__Extracted data__
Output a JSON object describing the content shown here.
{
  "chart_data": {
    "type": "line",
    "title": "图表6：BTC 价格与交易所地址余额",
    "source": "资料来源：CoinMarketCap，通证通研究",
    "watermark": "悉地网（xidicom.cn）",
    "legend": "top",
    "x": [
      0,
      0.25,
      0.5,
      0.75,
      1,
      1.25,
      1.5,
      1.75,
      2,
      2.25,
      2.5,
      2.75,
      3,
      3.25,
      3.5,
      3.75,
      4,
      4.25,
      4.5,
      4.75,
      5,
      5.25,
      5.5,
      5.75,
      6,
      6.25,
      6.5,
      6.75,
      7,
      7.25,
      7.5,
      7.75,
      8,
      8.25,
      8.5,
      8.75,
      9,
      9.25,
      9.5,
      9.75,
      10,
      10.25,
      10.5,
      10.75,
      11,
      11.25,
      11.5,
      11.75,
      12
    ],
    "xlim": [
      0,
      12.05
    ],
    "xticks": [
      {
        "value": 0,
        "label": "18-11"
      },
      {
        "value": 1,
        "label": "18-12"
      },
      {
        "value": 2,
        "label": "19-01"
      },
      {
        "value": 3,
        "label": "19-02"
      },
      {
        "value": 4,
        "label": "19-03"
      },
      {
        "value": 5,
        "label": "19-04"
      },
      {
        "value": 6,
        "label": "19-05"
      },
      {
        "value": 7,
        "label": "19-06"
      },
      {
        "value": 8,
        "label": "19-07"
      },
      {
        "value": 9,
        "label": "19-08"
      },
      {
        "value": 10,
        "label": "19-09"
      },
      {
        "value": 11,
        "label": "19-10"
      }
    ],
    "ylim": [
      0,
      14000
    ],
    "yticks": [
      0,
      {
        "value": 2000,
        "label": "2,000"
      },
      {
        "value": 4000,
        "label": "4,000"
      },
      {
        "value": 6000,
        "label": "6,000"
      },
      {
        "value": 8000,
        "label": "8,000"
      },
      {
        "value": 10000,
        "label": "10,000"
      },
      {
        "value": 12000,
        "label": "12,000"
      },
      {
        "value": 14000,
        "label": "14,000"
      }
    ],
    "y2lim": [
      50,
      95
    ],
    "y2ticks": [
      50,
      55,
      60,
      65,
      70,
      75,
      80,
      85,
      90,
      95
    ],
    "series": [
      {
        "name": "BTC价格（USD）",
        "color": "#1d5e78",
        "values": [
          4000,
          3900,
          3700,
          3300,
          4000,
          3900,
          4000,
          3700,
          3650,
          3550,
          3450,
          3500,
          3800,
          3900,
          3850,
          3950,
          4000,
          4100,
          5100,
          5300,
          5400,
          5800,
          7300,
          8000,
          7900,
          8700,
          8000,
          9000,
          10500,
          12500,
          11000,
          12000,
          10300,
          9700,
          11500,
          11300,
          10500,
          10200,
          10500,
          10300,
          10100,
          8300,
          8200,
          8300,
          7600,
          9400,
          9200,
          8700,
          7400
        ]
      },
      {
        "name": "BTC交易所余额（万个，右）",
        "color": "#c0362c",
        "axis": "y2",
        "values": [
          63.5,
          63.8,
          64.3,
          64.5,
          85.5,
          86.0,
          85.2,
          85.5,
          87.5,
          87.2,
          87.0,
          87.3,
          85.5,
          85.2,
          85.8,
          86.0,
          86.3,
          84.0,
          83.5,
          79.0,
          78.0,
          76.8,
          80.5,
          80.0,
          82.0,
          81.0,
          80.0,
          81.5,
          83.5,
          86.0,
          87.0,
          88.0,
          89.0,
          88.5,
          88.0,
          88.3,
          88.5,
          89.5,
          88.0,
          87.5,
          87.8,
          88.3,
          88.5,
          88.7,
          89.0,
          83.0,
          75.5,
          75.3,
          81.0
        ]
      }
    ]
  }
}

__Required work__
Set every line of the listing down word for word.

__Exercise output__
Output a JSON object describing the content shown here.
{
  "chart_data": {
    "type": "line",
    "title": "图表6：BTC 价格与交易所地址余额",
    "source": "资料来源：CoinMarketCap，通证通研究",
    "watermark": "悉地网（xidicom.cn）",
    "legend": "top",
    "x": [
      0,
      0.25,
      0.5,
      0.75,
      1,
      1.25,
      1.5,
      1.75,
      2,
      2.25,
      2.5,
      2.75,
      3,
      3.25,
      3.5,
      3.75,
      4,
      4.25,
      4.5,
      4.75,
      5,
      5.25,
      5.5,
      5.75,
      6,
      6.25,
      6.5,
      6.75,
      7,
      7.25,
      7.5,
      7.75,
      8,
      8.25,
      8.5,
      8.75,
      9,
      9.25,
      9.5,
      9.75,
      10,
      10.25,
      10.5,
      10.75,
      11,
      11.25,
      11.5,
      11.75,
      12
    ],
    "xlim": [
      0,
      12.05
    ],
    "xticks": [
      {
        "value": 0,
        "label": "18-11"
      },
      {
        "value": 1,
        "label": "18-12"
      },
      {
        "value": 2,
        "label": "19-01"
      },
      {
        "value": 3,
        "label": "19-02"
      },
      {
        "value": 4,
        "label": "19-03"
      },
      {
        "value": 5,
        "label": "19-04"
      },
      {
        "value": 6,
        "label": "19-05"
      },
      {
        "value": 7,
        "label": "19-06"
      },
      {
        "value": 8,
        "label": "19-07"
      },
      {
        "value": 9,
        "label": "19-08"
      },
      {
        "value": 10,
        "label": "19-09"
      },
      {
        "value": 11,
        "label": "19-10"
      }
    ],
    "ylim": [
      0,
      14000
    ],
    "yticks": [
      0,
      {
        "value": 2000,
        "label": "2,000"
      },
      {
        "value": 4000,
        "label": "4,000"
      },
      {
        "value": 6000,
        "label": "6,000"
      },
      {
        "value": 8000,
        "label": "8,000"
      },
      {
        "value": 10000,
        "label": "10,000"
      },
      {
        "value": 12000,
        "label": "12,000"
      },
      {
        "value": 14000,
        "label": "14,000"
      }
    ],
    "y2lim": [
      50,
      95
    ],
    "y2ticks": [
      50,
      55,
      60,
      65,
      70,
      75,
      80,
      85,
      90,
      95
    ],
    "series": [
      {
        "name": "BTC价格（USD）",
        "color": "#1d5e78",
        "values": [
          4000,
          3900,
          3700,
          3300,
          4000,
          3900,
          4000,
          3700,
          3650,
          3550,
          3450,
          3500,
          3800,
          3900,
          3850,
          3950,
          4000,
          4100,
          5100,
          5300,
          5400,
          5800,
          7300,
          8000,
          7900,
          8700,
          8000,
          9000,
          10500,
          12500,
          11000,
          12000,
          10300,
          9700,
          11500,
          11300,
          10500,
          10200,
          10500,
          10300,
          10100,
          8300,
          8200,
          8300,
          7600,
          9400,
          9200,
          8700,
          7400
        ]
      },
      {
        "name": "BTC交易所余额（万个，右）",
        "color": "#c0362c",
        "axis": "y2",
        "values": [
          63.5,
          63.8,
          64.3,
          64.5,
          85.5,
          86.0,
          85.2,
          85.5,
          87.5,
          87.2,
          87.0,
          87.3,
          85.5,
          85.2,
          85.8,
          86.0,
          86.3,
          84.0,
          83.5,
          79.0,
          78.0,
          76.8,
          80.5,
          80.0,
          82.0,
          81.0,
          80.0,
          81.5,
          83.5,
          86.0,
          87.0,
          88.0,
          89.0,
          88.5,
          88.0,
          88.3,
          88.5,
          89.5,
          88.0,
          87.5,
          87.8,
          88.3,
          88.5,
          88.7,
          89.0,
          83.0,
          75.5,
          75.3,
          81.0
        ]
      }
    ]
  }
}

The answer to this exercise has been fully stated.